--- begin DATA TO PROCESS ---

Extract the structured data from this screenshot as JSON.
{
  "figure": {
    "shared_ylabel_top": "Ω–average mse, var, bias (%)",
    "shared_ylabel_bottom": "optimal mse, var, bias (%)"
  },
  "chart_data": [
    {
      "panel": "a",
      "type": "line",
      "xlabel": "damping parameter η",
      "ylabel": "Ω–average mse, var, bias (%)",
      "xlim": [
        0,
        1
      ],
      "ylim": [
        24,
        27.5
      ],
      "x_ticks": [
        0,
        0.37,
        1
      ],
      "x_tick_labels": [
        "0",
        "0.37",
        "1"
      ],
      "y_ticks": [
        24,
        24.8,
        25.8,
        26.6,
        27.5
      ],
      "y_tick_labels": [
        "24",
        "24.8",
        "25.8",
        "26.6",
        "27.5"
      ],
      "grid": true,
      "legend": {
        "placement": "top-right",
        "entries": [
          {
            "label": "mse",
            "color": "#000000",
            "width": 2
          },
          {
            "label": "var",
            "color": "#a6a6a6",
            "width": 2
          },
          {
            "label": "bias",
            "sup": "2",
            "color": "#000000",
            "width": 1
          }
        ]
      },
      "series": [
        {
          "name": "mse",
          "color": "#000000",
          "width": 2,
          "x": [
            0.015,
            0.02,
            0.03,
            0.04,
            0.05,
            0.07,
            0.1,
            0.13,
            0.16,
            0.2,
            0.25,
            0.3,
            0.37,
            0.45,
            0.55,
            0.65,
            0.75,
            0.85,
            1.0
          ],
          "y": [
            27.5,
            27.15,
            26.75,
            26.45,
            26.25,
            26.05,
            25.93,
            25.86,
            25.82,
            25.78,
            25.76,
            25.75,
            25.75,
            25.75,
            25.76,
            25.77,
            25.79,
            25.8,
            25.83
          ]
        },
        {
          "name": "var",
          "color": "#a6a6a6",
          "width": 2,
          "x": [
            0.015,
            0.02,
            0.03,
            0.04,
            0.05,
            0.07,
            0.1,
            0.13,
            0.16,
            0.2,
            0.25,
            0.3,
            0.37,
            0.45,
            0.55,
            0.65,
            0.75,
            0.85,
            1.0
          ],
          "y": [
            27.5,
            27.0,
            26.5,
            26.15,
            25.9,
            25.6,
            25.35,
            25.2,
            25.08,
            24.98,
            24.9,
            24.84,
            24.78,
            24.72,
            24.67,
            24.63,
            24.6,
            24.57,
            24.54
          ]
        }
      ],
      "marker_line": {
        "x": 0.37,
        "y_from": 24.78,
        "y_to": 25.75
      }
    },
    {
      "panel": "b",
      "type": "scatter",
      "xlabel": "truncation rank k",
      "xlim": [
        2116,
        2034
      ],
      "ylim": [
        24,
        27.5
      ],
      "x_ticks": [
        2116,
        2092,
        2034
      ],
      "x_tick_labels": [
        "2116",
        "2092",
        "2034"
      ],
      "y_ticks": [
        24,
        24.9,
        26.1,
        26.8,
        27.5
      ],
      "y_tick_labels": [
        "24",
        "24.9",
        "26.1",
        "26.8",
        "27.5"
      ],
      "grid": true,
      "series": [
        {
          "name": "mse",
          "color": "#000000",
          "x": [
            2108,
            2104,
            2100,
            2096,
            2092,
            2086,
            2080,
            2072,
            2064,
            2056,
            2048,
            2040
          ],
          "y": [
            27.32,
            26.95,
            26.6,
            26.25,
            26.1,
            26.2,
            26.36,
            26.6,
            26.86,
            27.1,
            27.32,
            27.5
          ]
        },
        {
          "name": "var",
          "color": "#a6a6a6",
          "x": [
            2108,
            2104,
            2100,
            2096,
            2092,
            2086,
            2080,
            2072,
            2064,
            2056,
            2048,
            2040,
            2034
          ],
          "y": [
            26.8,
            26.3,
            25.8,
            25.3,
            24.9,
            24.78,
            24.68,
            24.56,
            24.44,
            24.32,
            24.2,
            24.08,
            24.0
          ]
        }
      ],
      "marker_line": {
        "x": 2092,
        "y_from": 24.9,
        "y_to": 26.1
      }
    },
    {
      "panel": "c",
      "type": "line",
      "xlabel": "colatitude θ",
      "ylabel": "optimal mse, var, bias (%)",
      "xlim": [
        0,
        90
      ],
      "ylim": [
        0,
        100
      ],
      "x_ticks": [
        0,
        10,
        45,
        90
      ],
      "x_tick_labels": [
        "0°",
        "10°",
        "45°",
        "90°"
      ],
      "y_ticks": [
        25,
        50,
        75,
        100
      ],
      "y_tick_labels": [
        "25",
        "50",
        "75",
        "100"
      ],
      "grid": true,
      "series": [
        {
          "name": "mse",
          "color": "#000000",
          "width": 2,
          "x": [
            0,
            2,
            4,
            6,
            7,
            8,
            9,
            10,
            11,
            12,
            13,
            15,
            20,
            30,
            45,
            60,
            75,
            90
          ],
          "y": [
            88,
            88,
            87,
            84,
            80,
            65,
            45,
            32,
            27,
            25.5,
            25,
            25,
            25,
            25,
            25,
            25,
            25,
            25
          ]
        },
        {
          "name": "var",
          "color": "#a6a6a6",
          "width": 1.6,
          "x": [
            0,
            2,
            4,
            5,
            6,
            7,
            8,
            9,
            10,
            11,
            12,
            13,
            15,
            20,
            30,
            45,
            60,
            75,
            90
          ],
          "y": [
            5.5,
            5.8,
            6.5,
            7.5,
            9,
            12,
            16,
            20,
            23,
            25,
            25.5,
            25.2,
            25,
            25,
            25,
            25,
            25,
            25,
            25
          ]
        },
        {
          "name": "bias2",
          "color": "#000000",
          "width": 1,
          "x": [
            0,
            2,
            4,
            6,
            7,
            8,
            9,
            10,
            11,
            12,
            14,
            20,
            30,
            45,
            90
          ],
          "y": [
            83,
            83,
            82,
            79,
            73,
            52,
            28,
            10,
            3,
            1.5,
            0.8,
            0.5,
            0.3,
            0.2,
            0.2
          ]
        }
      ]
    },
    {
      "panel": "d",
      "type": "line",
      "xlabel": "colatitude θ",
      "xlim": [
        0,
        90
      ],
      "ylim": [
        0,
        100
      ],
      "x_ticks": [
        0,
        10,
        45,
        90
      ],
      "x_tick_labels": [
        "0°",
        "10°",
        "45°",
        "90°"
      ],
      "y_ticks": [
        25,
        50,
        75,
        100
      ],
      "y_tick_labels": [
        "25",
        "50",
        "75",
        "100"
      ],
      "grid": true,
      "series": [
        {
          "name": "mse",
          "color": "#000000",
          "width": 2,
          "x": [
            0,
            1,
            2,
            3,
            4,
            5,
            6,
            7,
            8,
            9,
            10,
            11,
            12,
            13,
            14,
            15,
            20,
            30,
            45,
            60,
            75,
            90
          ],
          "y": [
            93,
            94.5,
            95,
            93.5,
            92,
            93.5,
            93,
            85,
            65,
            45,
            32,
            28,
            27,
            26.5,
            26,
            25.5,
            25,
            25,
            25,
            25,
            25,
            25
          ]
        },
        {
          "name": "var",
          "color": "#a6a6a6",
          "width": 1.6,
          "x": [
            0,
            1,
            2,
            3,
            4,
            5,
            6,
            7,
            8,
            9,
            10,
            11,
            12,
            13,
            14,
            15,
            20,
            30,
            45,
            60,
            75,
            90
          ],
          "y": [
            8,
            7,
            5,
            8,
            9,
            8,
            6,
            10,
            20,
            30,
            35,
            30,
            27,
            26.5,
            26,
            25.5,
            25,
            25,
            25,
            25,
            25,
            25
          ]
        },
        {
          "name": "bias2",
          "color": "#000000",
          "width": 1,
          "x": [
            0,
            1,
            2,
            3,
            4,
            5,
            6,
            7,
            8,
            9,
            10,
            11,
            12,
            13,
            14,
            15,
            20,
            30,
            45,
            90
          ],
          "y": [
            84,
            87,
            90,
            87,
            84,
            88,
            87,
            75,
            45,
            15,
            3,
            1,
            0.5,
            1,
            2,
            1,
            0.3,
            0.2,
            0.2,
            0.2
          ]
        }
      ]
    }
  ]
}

--- end DATA TO PROCESS ---

* WHAT YOU NEED TO DO: Only lines that contain the word "average" are wanted; copy each of them.

* FINISHED EXERCISE:
    "shared_ylabel_top": "Ω–average mse, var, bias (%)",
      "ylabel": "Ω–average mse, var, bias (%)",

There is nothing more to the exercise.